**Stated task A:** According to the article on the Hilux South Pole expedition, which company prepared the Hilux Double Cabs for the extreme conditions?
**Stated task B:** State whether each statement agrees with the article on the Hilux South Pole expedition, answering yes or no and quoting the deciding words: (i) The Hilux was the first car driven to the Magnetic North Pole, in the 2007 Top Gear Polar Challenge. (ii) The Amundsen Omega3 South Pole Race was a 2,000-mile skiing challenge. (iii) The original battery was kept and supplemented by one heavy duty battery.

**Text to read:**
* begin *

Hilux Conquers The Snow To Claim Second “Pole” Position
Is there no driving challenge beyond the scope of Toyota's mighty Hilux? The legendary pick-up has completed a journey across Antarctica to the South Pole, further proving the go-anywhere qualities that helped it become the first car to be driven to the Magnetic North Pole in the 2007 Top Gear Polar Challenge.
The expedition also demonstrated that Hilux has advantages over snowcats when it comes to being a sensible transport choice. It can travel much faster, uses significantly less fuel and can carry more passengers – in more comfort, to boot. And thanks to the quality of Toyota's 3.0 D-4D engine, CO2 emissions are lower.
Hilux models were requested as support vehicles for the Amundsen Omega3 South Pole Race, a 483-mile skiing challenge celebrating the historic rival expeditions of explorers Roald Amundsen and Robert Scott. The Hilux Double Cabs were prepared for the extreme conditions by Arctic Trucks, the Reykjavik-based company which also fettled the Top Gear challenge machines.
Towing custom-built trailers, the Hilux at times had to cope with loads up to 2.5 tonnes – 1.5 tonnes more than their specified capacity, and were also newly fitted with a system to melt snow while on the move, using heat from the engine. Pressed into service to ferry supplies, scientists and team support groups and to carry out reconnaissance duties, the four Hilux have covered more than 2,000 miles each across the rough, frozen terrain in temperatures as low as -30C.
Hilux has already proved its worth as a workhorse of choice for scientists based at Camp Novo and other Antarctic research stations, and is being reviewed as the solution for future transport requirements in the area, demonstrating beyond doubt its ability to tackle the world's toughest environments.
Arctic Trucks Hilux for the South Pole Race 2008/2009
A standard Toyota Hilux Double Cab 3.0-litre with Automatic Transmission
- Auxiliary heater on coolant added
- Original battery replaced by two heavy duty batteries
- Air intake modified
- Special exhaust system fitted
TRANSMISSION AND LOW GEAR
- Original 4 gear automatic transmission
- Original low gear modified by Arctic Trucks into crawler gear
- Additional low gear from KZJ 95 added
- Drive shafts modified
- Front: Arctic Trucks 4.88:1 8.2" ring and pinion installed
- Rear: Bigger 9.5" rear differential installed with 4.88:1
- 100% differential air lockers fitted front and rear
TYRES AND WHEELS
- Dick Cepec FC 44x18.5 - 15 inch tires fitted
- Steel wheels 15"x16"

* end *

**Data excerpt:**

* begin *

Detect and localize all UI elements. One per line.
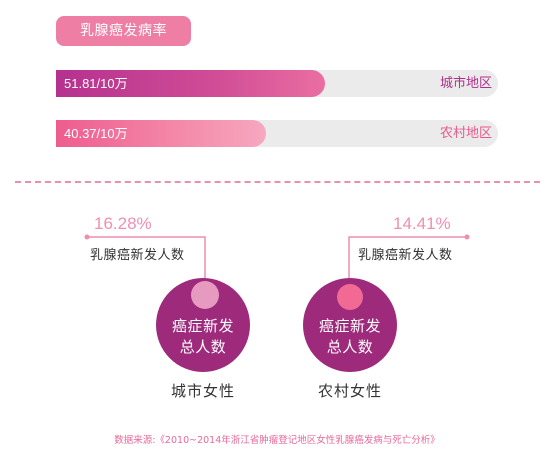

* end *

**Output A:** Arctic Trucks, the Reykjavik-based company that also prepared the Top Gear challenge machines.

**Output B:**
(i) Yes: "helped it become the first car to be driven to the Magnetic North Pole in the 2007 Top Gear Polar Challenge."
(ii) No: "a 483-mile skiing challenge."
(iii) No: "Original battery replaced by two heavy duty batteries."